What you will do →
Search the entries for the word "mesh" and pull out each line that has it.
------------------------------------------------
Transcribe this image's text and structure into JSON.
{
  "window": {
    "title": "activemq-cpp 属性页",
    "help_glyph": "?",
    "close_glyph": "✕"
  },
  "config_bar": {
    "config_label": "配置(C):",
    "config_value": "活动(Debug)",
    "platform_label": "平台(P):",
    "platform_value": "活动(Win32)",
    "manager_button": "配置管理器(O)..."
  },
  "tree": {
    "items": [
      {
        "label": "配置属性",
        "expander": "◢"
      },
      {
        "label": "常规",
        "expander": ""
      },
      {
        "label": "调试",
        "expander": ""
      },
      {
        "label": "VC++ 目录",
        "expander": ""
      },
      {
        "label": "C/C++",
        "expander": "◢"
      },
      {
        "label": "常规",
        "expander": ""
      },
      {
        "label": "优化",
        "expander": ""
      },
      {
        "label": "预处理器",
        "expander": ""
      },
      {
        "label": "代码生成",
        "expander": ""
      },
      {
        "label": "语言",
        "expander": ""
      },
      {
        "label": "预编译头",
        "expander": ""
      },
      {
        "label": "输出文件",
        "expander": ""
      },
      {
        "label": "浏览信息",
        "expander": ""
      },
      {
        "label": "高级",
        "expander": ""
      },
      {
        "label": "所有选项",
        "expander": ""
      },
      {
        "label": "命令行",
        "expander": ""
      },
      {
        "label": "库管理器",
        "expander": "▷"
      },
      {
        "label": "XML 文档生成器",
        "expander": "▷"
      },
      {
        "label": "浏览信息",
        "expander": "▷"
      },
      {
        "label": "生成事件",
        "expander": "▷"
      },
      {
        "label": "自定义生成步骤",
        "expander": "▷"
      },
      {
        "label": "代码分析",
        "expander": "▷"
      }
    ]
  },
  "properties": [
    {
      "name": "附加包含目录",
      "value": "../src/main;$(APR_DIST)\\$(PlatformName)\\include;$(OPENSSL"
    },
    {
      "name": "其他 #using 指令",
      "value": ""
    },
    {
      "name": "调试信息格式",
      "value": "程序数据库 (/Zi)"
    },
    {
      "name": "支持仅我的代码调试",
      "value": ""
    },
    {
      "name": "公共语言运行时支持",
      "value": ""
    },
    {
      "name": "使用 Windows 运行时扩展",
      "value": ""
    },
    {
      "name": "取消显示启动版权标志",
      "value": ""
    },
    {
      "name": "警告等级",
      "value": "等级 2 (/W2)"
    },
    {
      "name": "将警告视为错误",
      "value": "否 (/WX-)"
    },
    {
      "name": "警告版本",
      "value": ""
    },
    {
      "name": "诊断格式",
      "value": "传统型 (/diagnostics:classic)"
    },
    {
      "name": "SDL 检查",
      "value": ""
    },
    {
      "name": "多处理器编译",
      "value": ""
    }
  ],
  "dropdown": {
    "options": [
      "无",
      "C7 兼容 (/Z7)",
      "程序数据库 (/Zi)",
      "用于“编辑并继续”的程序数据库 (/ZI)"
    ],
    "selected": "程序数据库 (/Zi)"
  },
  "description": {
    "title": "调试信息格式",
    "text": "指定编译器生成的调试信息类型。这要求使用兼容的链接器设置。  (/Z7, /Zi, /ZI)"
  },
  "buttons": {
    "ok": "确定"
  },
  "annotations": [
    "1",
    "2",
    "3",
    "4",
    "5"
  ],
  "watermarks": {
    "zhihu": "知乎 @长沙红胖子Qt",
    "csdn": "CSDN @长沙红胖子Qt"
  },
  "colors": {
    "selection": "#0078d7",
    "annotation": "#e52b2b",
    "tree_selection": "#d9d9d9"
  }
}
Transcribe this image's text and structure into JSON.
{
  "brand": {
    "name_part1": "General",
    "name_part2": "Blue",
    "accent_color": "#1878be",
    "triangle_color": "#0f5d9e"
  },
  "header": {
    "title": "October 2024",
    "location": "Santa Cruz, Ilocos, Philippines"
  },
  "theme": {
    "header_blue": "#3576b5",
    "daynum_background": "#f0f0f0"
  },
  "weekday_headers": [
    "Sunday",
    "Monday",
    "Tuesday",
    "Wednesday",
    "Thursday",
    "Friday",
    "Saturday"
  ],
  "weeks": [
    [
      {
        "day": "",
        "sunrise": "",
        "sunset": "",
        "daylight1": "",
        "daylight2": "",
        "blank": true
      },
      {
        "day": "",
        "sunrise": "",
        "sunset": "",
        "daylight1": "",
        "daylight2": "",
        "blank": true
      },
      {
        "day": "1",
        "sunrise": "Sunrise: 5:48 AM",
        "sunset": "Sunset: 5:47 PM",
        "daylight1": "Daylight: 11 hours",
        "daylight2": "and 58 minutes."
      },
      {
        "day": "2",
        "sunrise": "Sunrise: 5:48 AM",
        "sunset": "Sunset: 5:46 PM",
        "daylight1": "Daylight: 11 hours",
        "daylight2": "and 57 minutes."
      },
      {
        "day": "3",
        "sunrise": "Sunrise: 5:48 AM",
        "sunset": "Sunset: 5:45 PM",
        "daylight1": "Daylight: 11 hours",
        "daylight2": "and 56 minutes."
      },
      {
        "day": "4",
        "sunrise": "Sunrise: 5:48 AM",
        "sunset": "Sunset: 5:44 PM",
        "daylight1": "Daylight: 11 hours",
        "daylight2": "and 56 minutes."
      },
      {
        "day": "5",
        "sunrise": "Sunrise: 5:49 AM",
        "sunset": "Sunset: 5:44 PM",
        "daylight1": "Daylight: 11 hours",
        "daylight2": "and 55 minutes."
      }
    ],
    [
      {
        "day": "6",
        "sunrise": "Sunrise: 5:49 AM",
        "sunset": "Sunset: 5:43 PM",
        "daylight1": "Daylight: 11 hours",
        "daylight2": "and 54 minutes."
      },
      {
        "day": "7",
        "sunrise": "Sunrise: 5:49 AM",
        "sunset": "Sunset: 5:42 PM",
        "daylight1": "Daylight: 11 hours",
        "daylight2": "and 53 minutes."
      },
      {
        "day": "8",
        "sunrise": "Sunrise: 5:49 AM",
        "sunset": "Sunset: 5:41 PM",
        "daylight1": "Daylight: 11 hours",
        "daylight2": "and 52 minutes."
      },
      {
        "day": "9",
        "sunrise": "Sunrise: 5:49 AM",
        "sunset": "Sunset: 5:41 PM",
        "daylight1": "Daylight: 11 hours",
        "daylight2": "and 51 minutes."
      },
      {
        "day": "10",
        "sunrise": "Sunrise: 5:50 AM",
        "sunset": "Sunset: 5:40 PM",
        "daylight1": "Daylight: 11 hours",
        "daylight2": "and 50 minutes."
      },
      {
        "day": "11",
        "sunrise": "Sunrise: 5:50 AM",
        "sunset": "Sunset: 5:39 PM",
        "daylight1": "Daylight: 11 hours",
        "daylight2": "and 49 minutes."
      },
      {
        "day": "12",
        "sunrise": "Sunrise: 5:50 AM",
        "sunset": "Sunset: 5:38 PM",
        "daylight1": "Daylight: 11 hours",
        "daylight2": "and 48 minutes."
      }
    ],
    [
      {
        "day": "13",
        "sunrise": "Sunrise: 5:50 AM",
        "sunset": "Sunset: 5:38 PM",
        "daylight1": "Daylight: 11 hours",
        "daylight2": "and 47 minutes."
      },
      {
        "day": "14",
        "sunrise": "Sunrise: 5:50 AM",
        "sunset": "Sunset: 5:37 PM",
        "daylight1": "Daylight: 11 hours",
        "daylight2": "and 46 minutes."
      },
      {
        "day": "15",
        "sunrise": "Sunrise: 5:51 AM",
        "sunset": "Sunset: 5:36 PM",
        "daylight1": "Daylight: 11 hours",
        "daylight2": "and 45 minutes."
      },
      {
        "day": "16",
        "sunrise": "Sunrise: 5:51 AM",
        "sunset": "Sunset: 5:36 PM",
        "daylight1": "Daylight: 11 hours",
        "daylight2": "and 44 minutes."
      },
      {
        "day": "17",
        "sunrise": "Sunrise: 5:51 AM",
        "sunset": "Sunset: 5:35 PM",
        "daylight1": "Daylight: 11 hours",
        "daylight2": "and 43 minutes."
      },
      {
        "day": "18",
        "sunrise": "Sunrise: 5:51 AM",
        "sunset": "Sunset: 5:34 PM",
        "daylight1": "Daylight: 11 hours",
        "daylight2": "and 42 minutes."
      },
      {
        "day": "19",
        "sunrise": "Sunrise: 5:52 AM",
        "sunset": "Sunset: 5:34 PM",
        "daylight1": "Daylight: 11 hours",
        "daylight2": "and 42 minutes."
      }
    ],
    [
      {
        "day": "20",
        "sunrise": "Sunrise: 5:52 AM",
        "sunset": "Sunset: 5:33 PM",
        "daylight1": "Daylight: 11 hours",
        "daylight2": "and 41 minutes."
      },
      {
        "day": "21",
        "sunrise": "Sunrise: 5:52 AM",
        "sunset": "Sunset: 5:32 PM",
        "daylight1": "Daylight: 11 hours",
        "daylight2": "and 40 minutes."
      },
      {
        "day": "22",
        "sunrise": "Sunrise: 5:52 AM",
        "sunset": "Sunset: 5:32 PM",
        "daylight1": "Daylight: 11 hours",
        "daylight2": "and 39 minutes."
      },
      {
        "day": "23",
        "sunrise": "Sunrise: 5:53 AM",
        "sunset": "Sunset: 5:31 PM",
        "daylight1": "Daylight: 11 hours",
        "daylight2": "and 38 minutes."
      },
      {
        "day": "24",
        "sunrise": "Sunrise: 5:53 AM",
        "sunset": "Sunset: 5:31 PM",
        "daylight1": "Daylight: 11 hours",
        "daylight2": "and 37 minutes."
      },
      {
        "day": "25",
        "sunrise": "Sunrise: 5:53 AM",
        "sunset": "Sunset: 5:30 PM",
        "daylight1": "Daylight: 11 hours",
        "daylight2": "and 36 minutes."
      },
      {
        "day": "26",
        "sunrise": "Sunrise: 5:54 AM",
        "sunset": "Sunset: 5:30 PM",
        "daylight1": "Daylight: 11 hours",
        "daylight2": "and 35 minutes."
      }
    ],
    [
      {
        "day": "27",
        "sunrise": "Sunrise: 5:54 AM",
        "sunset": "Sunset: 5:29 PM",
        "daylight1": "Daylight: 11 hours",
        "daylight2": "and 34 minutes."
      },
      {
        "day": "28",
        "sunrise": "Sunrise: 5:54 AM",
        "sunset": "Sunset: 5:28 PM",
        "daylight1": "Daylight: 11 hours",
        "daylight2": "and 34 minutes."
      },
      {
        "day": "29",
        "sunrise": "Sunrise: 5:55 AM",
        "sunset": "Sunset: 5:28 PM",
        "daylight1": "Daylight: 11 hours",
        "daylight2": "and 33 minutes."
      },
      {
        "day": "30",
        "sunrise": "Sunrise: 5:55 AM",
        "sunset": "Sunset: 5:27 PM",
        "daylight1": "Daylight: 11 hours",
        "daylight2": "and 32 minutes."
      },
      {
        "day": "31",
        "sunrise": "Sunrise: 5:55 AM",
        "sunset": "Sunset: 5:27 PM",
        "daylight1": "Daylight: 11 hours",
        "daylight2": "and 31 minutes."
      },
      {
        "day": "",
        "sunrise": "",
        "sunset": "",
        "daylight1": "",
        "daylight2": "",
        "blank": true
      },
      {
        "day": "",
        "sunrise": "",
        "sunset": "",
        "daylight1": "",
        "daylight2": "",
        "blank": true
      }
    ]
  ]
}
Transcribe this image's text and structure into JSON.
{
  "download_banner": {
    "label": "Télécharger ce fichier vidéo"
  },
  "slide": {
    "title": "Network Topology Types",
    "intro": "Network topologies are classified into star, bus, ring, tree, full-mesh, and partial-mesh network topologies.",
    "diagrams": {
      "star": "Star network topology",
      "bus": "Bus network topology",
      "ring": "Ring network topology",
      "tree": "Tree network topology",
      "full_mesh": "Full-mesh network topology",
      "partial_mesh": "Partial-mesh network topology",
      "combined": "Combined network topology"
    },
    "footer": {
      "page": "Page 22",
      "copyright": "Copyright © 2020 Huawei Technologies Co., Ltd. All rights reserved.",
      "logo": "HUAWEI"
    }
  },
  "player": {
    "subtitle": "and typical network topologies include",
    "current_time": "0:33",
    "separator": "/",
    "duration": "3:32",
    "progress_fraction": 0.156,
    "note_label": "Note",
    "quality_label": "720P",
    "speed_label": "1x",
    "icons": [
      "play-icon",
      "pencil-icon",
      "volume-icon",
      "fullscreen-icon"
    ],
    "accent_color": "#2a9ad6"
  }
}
------------------------------------------------
Full answer →
    "intro": "Network topologies are classified into star, bus, ring, tree, full-mesh, and partial-mesh network topologies.",
      "full_mesh": "Full-mesh network topology",
      "partial_mesh": "Partial-mesh network topology",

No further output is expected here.